Instructions for the task. Extract the text of every entry below exactly; leave images out.
[start Listed records]
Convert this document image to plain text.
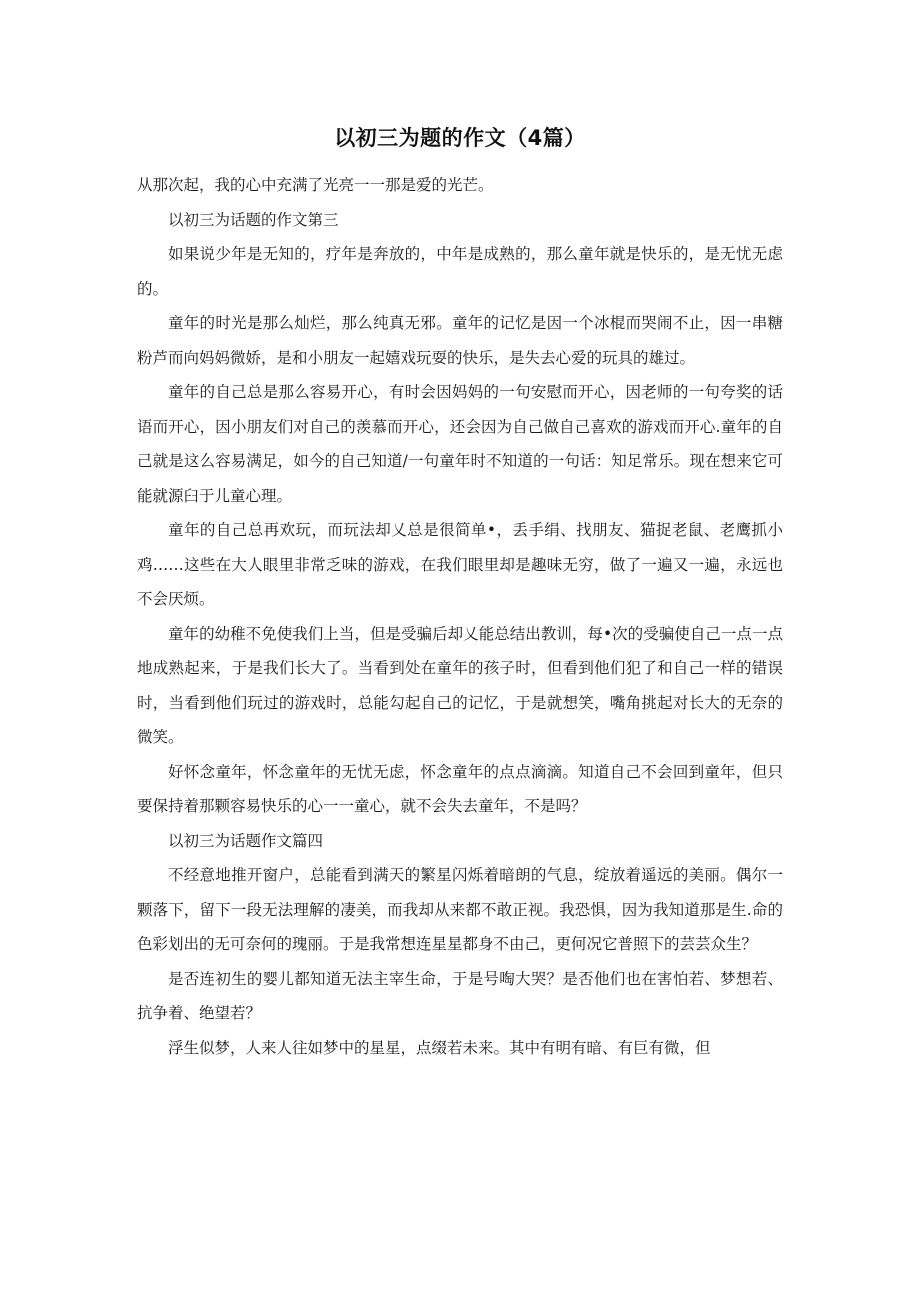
以初三为题的作文（4篇）

从那次起，我的心中充满了光亮一一那是爱的光芒。

以初三为话题的作文第三

如果说少年是无知的，疗年是奔放的，中年是成熟的，那么童年就是快乐的，是无忧无虑的。

童年的时光是那么灿烂，那么纯真无邪。童年的记忆是因一个冰棍而哭闹不止，因一串糖粉芦而向妈妈微娇，是和小朋友一起嬉戏玩耍的快乐，是失去心爱的玩具的雄过。

童年的自己总是那么容易开心，有时会因妈妈的一句安慰而开心，因老师的一句夸奖的话语而开心，因小朋友们对自己的羡慕而开心，还会因为自己做自己喜欢的游戏而开心.童年的自己就是这么容易满足，如今的自己知道/一句童年时不知道的一句话：知足常乐。现在想来它可能就源臼于儿童心理。

童年的自己总再欢玩，而玩法却乂总是很简单•，丢手绢、找朋友、猫捉老鼠、老鹰抓小鸡……这些在大人眼里非常乏味的游戏，在我们眼里却是趣味无穷，做了一遍又一遍，永远也不会厌烦。

童年的幼稚不免使我们上当，但是受骗后却乂能总结出教训，每•次的受骗使自己一点一点地成熟起来，于是我们长大了。当看到处在童年的孩子时，但看到他们犯了和自己一样的错误时，当看到他们玩过的游戏时，总能勾起自己的记忆，于是就想笑，嘴角挑起对长大的无奈的微笑。

好怀念童年，怀念童年的无忧无虑，怀念童年的点点滴滴。知道自己不会回到童年，但只要保持着那颗容易快乐的心一一童心，就不会失去童年，不是吗？

以初三为话题作文篇四

不经意地推开窗户，总能看到满天的繁星闪烁着暗朗的气息，绽放着遥远的美丽。偶尔一颗落下，留下一段无法理解的凄美，而我却从来都不敢正视。我恐惧，因为我知道那是生.命的色彩划出的无可奈何的瑰丽。于是我常想连星星都身不由己，更何况它普照下的芸芸众生？

是否连初生的婴儿都知道无法主宰生命，于是号啕大哭？是否他们也在害怕若、梦想若、抗争着、绝望若？

浮生似梦，人来人往如梦中的星星，点缀若未来。其中有明有暗、有巨有微，但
[end Listed records]
Task solution.
Convert this document image to plain text.
以初三为题的作文（4篇）

从那次起，我的心中充满了光亮一一那是爱的光芒。

以初三为话题的作文第三

如果说少年是无知的，疗年是奔放的，中年是成熟的，那么童年就是快乐的，是无忧无虑的。

童年的时光是那么灿烂，那么纯真无邪。童年的记忆是因一个冰棍而哭闹不止，因一串糖粉芦而向妈妈微娇，是和小朋友一起嬉戏玩耍的快乐，是失去心爱的玩具的雄过。

童年的自己总是那么容易开心，有时会因妈妈的一句安慰而开心，因老师的一句夸奖的话语而开心，因小朋友们对自己的羡慕而开心，还会因为自己做自己喜欢的游戏而开心.童年的自己就是这么容易满足，如今的自己知道/一句童年时不知道的一句话：知足常乐。现在想来它可能就源臼于儿童心理。

童年的自己总再欢玩，而玩法却乂总是很简单•，丢手绢、找朋友、猫捉老鼠、老鹰抓小鸡……这些在大人眼里非常乏味的游戏，在我们眼里却是趣味无穷，做了一遍又一遍，永远也不会厌烦。

童年的幼稚不免使我们上当，但是受骗后却乂能总结出教训，每•次的受骗使自己一点一点地成熟起来，于是我们长大了。当看到处在童年的孩子时，但看到他们犯了和自己一样的错误时，当看到他们玩过的游戏时，总能勾起自己的记忆，于是就想笑，嘴角挑起对长大的无奈的微笑。

好怀念童年，怀念童年的无忧无虑，怀念童年的点点滴滴。知道自己不会回到童年，但只要保持着那颗容易快乐的心一一童心，就不会失去童年，不是吗？

以初三为话题作文篇四

不经意地推开窗户，总能看到满天的繁星闪烁着暗朗的气息，绽放着遥远的美丽。偶尔一颗落下，留下一段无法理解的凄美，而我却从来都不敢正视。我恐惧，因为我知道那是生.命的色彩划出的无可奈何的瑰丽。于是我常想连星星都身不由己，更何况它普照下的芸芸众生？

是否连初生的婴儿都知道无法主宰生命，于是号啕大哭？是否他们也在害怕若、梦想若、抗争着、绝望若？

浮生似梦，人来人往如梦中的星星，点缀若未来。其中有明有暗、有巨有微，但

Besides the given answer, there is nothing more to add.